Items listed in a dataset.
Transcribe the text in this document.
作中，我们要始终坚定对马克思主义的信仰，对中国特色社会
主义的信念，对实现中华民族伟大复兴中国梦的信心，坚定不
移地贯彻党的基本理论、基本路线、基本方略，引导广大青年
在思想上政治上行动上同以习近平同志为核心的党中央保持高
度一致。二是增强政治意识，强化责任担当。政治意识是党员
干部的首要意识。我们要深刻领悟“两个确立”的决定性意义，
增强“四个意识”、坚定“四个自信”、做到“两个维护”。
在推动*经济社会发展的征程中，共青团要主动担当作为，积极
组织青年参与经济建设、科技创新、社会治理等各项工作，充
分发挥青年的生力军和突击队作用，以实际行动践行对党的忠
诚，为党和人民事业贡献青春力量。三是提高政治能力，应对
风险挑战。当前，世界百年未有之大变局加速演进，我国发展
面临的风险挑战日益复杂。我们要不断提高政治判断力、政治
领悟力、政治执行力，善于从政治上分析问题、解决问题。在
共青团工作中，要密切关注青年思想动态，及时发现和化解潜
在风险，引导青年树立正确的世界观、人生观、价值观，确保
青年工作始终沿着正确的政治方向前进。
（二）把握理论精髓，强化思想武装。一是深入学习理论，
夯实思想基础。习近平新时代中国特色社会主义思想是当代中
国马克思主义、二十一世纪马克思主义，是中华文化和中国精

PROBLEM.
Your task is to reproduce all of the records exactly.

TASK OUTPUT.
Transcribe the text in this document.
作中，我们要始终坚定对马克思主义的信仰，对中国特色社会
主义的信念，对实现中华民族伟大复兴中国梦的信心，坚定不
移地贯彻党的基本理论、基本路线、基本方略，引导广大青年
在思想上政治上行动上同以习近平同志为核心的党中央保持高
度一致。二是增强政治意识，强化责任担当。政治意识是党员
干部的首要意识。我们要深刻领悟“两个确立”的决定性意义，
增强“四个意识”、坚定“四个自信”、做到“两个维护”。
在推动*经济社会发展的征程中，共青团要主动担当作为，积极
组织青年参与经济建设、科技创新、社会治理等各项工作，充
分发挥青年的生力军和突击队作用，以实际行动践行对党的忠
诚，为党和人民事业贡献青春力量。三是提高政治能力，应对
风险挑战。当前，世界百年未有之大变局加速演进，我国发展
面临的风险挑战日益复杂。我们要不断提高政治判断力、政治
领悟力、政治执行力，善于从政治上分析问题、解决问题。在
共青团工作中，要密切关注青年思想动态，及时发现和化解潜
在风险，引导青年树立正确的世界观、人生观、价值观，确保
青年工作始终沿着正确的政治方向前进。
（二）把握理论精髓，强化思想武装。一是深入学习理论，
夯实思想基础。习近平新时代中国特色社会主义思想是当代中
国马克思主义、二十一世纪马克思主义，是中华文化和中国精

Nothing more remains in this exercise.